Write out each entry, exactly the way it appears.

**Record list**.
--- begin ---

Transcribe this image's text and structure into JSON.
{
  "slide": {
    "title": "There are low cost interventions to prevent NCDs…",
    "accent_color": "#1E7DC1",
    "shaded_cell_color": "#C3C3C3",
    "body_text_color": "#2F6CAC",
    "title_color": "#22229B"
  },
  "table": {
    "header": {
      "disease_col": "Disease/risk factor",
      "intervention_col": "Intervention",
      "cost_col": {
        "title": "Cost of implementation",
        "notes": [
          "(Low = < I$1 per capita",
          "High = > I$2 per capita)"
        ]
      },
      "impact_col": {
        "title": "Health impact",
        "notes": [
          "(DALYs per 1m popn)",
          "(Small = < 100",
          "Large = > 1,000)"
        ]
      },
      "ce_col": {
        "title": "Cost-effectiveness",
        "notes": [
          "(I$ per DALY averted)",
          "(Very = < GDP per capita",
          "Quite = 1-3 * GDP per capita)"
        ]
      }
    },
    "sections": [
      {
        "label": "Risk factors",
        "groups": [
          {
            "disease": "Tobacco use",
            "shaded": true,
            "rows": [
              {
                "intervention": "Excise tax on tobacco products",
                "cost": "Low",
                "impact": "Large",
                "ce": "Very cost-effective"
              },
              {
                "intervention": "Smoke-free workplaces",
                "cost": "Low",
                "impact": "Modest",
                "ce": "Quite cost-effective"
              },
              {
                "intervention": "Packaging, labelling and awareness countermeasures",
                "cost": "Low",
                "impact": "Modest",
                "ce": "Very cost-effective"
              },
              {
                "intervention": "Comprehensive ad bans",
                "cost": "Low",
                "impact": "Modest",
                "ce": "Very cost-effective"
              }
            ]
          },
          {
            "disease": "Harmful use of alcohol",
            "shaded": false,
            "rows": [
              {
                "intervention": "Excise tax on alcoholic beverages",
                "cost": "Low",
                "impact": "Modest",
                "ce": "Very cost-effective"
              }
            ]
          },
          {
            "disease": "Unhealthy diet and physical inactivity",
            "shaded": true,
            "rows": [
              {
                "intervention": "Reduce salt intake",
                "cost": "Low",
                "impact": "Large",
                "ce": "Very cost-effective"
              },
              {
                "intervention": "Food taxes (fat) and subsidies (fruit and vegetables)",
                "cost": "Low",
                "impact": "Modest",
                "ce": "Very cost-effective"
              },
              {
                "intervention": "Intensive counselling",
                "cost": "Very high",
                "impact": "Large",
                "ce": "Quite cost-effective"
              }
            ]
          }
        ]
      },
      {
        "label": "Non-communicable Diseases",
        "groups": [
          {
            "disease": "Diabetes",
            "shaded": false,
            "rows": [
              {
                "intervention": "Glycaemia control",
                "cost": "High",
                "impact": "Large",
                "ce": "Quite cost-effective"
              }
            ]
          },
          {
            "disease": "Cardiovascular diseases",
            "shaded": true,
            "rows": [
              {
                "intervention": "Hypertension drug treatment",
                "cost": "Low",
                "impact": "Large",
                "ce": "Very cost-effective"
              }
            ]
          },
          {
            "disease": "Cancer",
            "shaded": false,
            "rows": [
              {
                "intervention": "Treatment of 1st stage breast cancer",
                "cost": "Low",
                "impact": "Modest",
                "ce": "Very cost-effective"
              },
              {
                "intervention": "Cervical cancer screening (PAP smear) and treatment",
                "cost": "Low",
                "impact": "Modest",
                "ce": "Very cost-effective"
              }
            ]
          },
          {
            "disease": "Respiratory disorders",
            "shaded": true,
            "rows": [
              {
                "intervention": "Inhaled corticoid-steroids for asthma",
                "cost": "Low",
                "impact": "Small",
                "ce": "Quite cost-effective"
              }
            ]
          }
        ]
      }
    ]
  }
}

--- end ---

**Output for this task**.
Transcribe this image's text and structure into JSON.
{
  "slide": {
    "title": "There are low cost interventions to prevent NCDs…",
    "accent_color": "#1E7DC1",
    "shaded_cell_color": "#C3C3C3",
    "body_text_color": "#2F6CAC",
    "title_color": "#22229B"
  },
  "table": {
    "header": {
      "disease_col": "Disease/risk factor",
      "intervention_col": "Intervention",
      "cost_col": {
        "title": "Cost of implementation",
        "notes": [
          "(Low = < I$1 per capita",
          "High = > I$2 per capita)"
        ]
      },
      "impact_col": {
        "title": "Health impact",
        "notes": [
          "(DALYs per 1m popn)",
          "(Small = < 100",
          "Large = > 1,000)"
        ]
      },
      "ce_col": {
        "title": "Cost-effectiveness",
        "notes": [
          "(I$ per DALY averted)",
          "(Very = < GDP per capita",
          "Quite = 1-3 * GDP per capita)"
        ]
      }
    },
    "sections": [
      {
        "label": "Risk factors",
        "groups": [
          {
            "disease": "Tobacco use",
            "shaded": true,
            "rows": [
              {
                "intervention": "Excise tax on tobacco products",
                "cost": "Low",
                "impact": "Large",
                "ce": "Very cost-effective"
              },
              {
                "intervention": "Smoke-free workplaces",
                "cost": "Low",
                "impact": "Modest",
                "ce": "Quite cost-effective"
              },
              {
                "intervention": "Packaging, labelling and awareness countermeasures",
                "cost": "Low",
                "impact": "Modest",
                "ce": "Very cost-effective"
              },
              {
                "intervention": "Comprehensive ad bans",
                "cost": "Low",
                "impact": "Modest",
                "ce": "Very cost-effective"
              }
            ]
          },
          {
            "disease": "Harmful use of alcohol",
            "shaded": false,
            "rows": [
              {
                "intervention": "Excise tax on alcoholic beverages",
                "cost": "Low",
                "impact": "Modest",
                "ce": "Very cost-effective"
              }
            ]
          },
          {
            "disease": "Unhealthy diet and physical inactivity",
            "shaded": true,
            "rows": [
              {
                "intervention": "Reduce salt intake",
                "cost": "Low",
                "impact": "Large",
                "ce": "Very cost-effective"
              },
              {
                "intervention": "Food taxes (fat) and subsidies (fruit and vegetables)",
                "cost": "Low",
                "impact": "Modest",
                "ce": "Very cost-effective"
              },
              {
                "intervention": "Intensive counselling",
                "cost": "Very high",
                "impact": "Large",
                "ce": "Quite cost-effective"
              }
            ]
          }
        ]
      },
      {
        "label": "Non-communicable Diseases",
        "groups": [
          {
            "disease": "Diabetes",
            "shaded": false,
            "rows": [
              {
                "intervention": "Glycaemia control",
                "cost": "High",
                "impact": "Large",
                "ce": "Quite cost-effective"
              }
            ]
          },
          {
            "disease": "Cardiovascular diseases",
            "shaded": true,
            "rows": [
              {
                "intervention": "Hypertension drug treatment",
                "cost": "Low",
                "impact": "Large",
                "ce": "Very cost-effective"
              }
            ]
          },
          {
            "disease": "Cancer",
            "shaded": false,
            "rows": [
              {
                "intervention": "Treatment of 1st stage breast cancer",
                "cost": "Low",
                "impact": "Modest",
                "ce": "Very cost-effective"
              },
              {
                "intervention": "Cervical cancer screening (PAP smear) and treatment",
                "cost": "Low",
                "impact": "Modest",
                "ce": "Very cost-effective"
              }
            ]
          },
          {
            "disease": "Respiratory disorders",
            "shaded": true,
            "rows": [
              {
                "intervention": "Inhaled corticoid-steroids for asthma",
                "cost": "Low",
                "impact": "Small",
                "ce": "Quite cost-effective"
              }
            ]
          }
        ]
      }
    ]
  }
}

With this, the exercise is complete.